▶ [Exercise description]
Each entry needs to be restated exactly as written.

(Entries with figure data)
**********

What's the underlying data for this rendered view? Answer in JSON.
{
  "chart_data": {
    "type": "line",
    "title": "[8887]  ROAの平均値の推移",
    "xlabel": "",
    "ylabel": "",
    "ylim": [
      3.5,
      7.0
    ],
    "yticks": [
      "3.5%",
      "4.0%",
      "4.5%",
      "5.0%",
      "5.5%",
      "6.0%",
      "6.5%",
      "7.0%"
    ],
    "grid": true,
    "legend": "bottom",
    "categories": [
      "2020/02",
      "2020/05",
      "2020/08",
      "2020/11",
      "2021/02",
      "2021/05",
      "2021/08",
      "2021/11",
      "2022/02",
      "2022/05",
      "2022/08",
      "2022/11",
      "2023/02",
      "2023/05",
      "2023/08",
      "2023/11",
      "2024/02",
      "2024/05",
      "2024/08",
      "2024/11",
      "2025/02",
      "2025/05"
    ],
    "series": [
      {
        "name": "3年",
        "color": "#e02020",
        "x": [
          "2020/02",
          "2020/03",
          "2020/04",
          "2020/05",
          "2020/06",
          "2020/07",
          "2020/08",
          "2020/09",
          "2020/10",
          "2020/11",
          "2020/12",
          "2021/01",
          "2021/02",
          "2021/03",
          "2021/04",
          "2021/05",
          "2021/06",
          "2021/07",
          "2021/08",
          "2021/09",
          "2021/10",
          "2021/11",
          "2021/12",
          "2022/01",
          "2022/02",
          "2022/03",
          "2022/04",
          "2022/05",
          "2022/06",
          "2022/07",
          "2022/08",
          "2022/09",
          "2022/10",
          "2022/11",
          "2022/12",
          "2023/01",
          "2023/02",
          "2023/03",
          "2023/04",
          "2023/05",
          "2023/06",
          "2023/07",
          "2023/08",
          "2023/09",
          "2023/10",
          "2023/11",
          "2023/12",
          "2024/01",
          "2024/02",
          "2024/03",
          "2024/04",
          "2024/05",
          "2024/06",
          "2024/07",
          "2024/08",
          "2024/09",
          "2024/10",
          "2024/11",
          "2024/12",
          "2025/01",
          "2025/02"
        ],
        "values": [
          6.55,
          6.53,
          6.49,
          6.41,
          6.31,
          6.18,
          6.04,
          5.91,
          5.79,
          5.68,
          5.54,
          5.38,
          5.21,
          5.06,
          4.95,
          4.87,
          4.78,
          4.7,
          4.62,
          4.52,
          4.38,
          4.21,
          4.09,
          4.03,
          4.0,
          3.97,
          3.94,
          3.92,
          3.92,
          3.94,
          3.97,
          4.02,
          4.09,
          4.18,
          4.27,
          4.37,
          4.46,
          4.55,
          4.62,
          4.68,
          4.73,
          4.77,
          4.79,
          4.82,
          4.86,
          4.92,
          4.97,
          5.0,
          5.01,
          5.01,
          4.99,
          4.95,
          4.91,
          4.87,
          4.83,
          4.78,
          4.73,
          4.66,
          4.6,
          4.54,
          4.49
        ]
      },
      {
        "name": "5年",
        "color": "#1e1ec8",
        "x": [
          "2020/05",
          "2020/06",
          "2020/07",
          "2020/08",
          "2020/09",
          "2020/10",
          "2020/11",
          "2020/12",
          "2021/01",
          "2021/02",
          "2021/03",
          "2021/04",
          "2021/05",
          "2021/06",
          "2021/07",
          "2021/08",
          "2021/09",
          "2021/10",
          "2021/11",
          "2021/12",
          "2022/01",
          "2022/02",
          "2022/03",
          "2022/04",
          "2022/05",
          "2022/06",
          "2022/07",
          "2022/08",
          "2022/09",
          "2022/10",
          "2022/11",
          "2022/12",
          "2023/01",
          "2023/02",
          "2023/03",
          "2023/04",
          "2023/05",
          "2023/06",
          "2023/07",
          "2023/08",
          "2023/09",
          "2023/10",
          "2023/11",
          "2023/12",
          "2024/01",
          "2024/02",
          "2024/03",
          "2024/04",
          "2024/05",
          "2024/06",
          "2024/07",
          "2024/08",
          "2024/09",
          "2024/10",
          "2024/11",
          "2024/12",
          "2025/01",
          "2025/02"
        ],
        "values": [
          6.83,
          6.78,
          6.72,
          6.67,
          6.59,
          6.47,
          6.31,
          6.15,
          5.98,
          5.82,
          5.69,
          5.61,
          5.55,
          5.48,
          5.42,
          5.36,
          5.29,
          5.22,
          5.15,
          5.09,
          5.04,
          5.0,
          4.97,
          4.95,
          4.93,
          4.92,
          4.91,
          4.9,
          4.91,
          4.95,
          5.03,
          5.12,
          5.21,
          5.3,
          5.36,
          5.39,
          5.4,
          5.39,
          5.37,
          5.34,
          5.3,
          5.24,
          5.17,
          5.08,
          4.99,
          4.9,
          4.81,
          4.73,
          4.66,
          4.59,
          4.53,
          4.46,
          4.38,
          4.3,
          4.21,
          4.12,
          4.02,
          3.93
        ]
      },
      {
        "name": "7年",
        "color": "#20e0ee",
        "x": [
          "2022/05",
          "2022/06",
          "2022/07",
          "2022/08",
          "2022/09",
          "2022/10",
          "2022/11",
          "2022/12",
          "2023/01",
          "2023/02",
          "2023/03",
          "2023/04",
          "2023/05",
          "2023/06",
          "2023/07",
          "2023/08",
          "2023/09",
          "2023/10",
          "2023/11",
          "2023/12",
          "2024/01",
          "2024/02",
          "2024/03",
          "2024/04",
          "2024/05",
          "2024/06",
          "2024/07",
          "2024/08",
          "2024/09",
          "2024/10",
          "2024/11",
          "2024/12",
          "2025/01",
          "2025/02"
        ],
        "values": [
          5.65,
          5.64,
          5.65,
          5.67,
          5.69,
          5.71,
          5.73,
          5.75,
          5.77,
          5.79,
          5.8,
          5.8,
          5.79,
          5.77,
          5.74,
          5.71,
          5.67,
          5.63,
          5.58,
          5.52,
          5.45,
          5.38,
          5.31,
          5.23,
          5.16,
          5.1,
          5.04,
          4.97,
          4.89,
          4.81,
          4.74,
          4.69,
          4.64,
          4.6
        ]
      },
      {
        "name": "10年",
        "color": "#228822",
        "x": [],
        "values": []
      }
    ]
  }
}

**********

▶ [The completed task]
What's the underlying data for this rendered view? Answer in JSON.
{
  "chart_data": {
    "type": "line",
    "title": "[8887]  ROAの平均値の推移",
    "xlabel": "",
    "ylabel": "",
    "ylim": [
      3.5,
      7.0
    ],
    "yticks": [
      "3.5%",
      "4.0%",
      "4.5%",
      "5.0%",
      "5.5%",
      "6.0%",
      "6.5%",
      "7.0%"
    ],
    "grid": true,
    "legend": "bottom",
    "categories": [
      "2020/02",
      "2020/05",
      "2020/08",
      "2020/11",
      "2021/02",
      "2021/05",
      "2021/08",
      "2021/11",
      "2022/02",
      "2022/05",
      "2022/08",
      "2022/11",
      "2023/02",
      "2023/05",
      "2023/08",
      "2023/11",
      "2024/02",
      "2024/05",
      "2024/08",
      "2024/11",
      "2025/02",
      "2025/05"
    ],
    "series": [
      {
        "name": "3年",
        "color": "#e02020",
        "x": [
          "2020/02",
          "2020/03",
          "2020/04",
          "2020/05",
          "2020/06",
          "2020/07",
          "2020/08",
          "2020/09",
          "2020/10",
          "2020/11",
          "2020/12",
          "2021/01",
          "2021/02",
          "2021/03",
          "2021/04",
          "2021/05",
          "2021/06",
          "2021/07",
          "2021/08",
          "2021/09",
          "2021/10",
          "2021/11",
          "2021/12",
          "2022/01",
          "2022/02",
          "2022/03",
          "2022/04",
          "2022/05",
          "2022/06",
          "2022/07",
          "2022/08",
          "2022/09",
          "2022/10",
          "2022/11",
          "2022/12",
          "2023/01",
          "2023/02",
          "2023/03",
          "2023/04",
          "2023/05",
          "2023/06",
          "2023/07",
          "2023/08",
          "2023/09",
          "2023/10",
          "2023/11",
          "2023/12",
          "2024/01",
          "2024/02",
          "2024/03",
          "2024/04",
          "2024/05",
          "2024/06",
          "2024/07",
          "2024/08",
          "2024/09",
          "2024/10",
          "2024/11",
          "2024/12",
          "2025/01",
          "2025/02"
        ],
        "values": [
          6.55,
          6.53,
          6.49,
          6.41,
          6.31,
          6.18,
          6.04,
          5.91,
          5.79,
          5.68,
          5.54,
          5.38,
          5.21,
          5.06,
          4.95,
          4.87,
          4.78,
          4.7,
          4.62,
          4.52,
          4.38,
          4.21,
          4.09,
          4.03,
          4.0,
          3.97,
          3.94,
          3.92,
          3.92,
          3.94,
          3.97,
          4.02,
          4.09,
          4.18,
          4.27,
          4.37,
          4.46,
          4.55,
          4.62,
          4.68,
          4.73,
          4.77,
          4.79,
          4.82,
          4.86,
          4.92,
          4.97,
          5.0,
          5.01,
          5.01,
          4.99,
          4.95,
          4.91,
          4.87,
          4.83,
          4.78,
          4.73,
          4.66,
          4.6,
          4.54,
          4.49
        ]
      },
      {
        "name": "5年",
        "color": "#1e1ec8",
        "x": [
          "2020/05",
          "2020/06",
          "2020/07",
          "2020/08",
          "2020/09",
          "2020/10",
          "2020/11",
          "2020/12",
          "2021/01",
          "2021/02",
          "2021/03",
          "2021/04",
          "2021/05",
          "2021/06",
          "2021/07",
          "2021/08",
          "2021/09",
          "2021/10",
          "2021/11",
          "2021/12",
          "2022/01",
          "2022/02",
          "2022/03",
          "2022/04",
          "2022/05",
          "2022/06",
          "2022/07",
          "2022/08",
          "2022/09",
          "2022/10",
          "2022/11",
          "2022/12",
          "2023/01",
          "2023/02",
          "2023/03",
          "2023/04",
          "2023/05",
          "2023/06",
          "2023/07",
          "2023/08",
          "2023/09",
          "2023/10",
          "2023/11",
          "2023/12",
          "2024/01",
          "2024/02",
          "2024/03",
          "2024/04",
          "2024/05",
          "2024/06",
          "2024/07",
          "2024/08",
          "2024/09",
          "2024/10",
          "2024/11",
          "2024/12",
          "2025/01",
          "2025/02"
        ],
        "values": [
          6.83,
          6.78,
          6.72,
          6.67,
          6.59,
          6.47,
          6.31,
          6.15,
          5.98,
          5.82,
          5.69,
          5.61,
          5.55,
          5.48,
          5.42,
          5.36,
          5.29,
          5.22,
          5.15,
          5.09,
          5.04,
          5.0,
          4.97,
          4.95,
          4.93,
          4.92,
          4.91,
          4.9,
          4.91,
          4.95,
          5.03,
          5.12,
          5.21,
          5.3,
          5.36,
          5.39,
          5.4,
          5.39,
          5.37,
          5.34,
          5.3,
          5.24,
          5.17,
          5.08,
          4.99,
          4.9,
          4.81,
          4.73,
          4.66,
          4.59,
          4.53,
          4.46,
          4.38,
          4.3,
          4.21,
          4.12,
          4.02,
          3.93
        ]
      },
      {
        "name": "7年",
        "color": "#20e0ee",
        "x": [
          "2022/05",
          "2022/06",
          "2022/07",
          "2022/08",
          "2022/09",
          "2022/10",
          "2022/11",
          "2022/12",
          "2023/01",
          "2023/02",
          "2023/03",
          "2023/04",
          "2023/05",
          "2023/06",
          "2023/07",
          "2023/08",
          "2023/09",
          "2023/10",
          "2023/11",
          "2023/12",
          "2024/01",
          "2024/02",
          "2024/03",
          "2024/04",
          "2024/05",
          "2024/06",
          "2024/07",
          "2024/08",
          "2024/09",
          "2024/10",
          "2024/11",
          "2024/12",
          "2025/01",
          "2025/02"
        ],
        "values": [
          5.65,
          5.64,
          5.65,
          5.67,
          5.69,
          5.71,
          5.73,
          5.75,
          5.77,
          5.79,
          5.8,
          5.8,
          5.79,
          5.77,
          5.74,
          5.71,
          5.67,
          5.63,
          5.58,
          5.52,
          5.45,
          5.38,
          5.31,
          5.23,
          5.16,
          5.1,
          5.04,
          4.97,
          4.89,
          4.81,
          4.74,
          4.69,
          4.64,
          4.6
        ]
      },
      {
        "name": "10年",
        "color": "#228822",
        "x": [],
        "values": []
      }
    ]
  }
}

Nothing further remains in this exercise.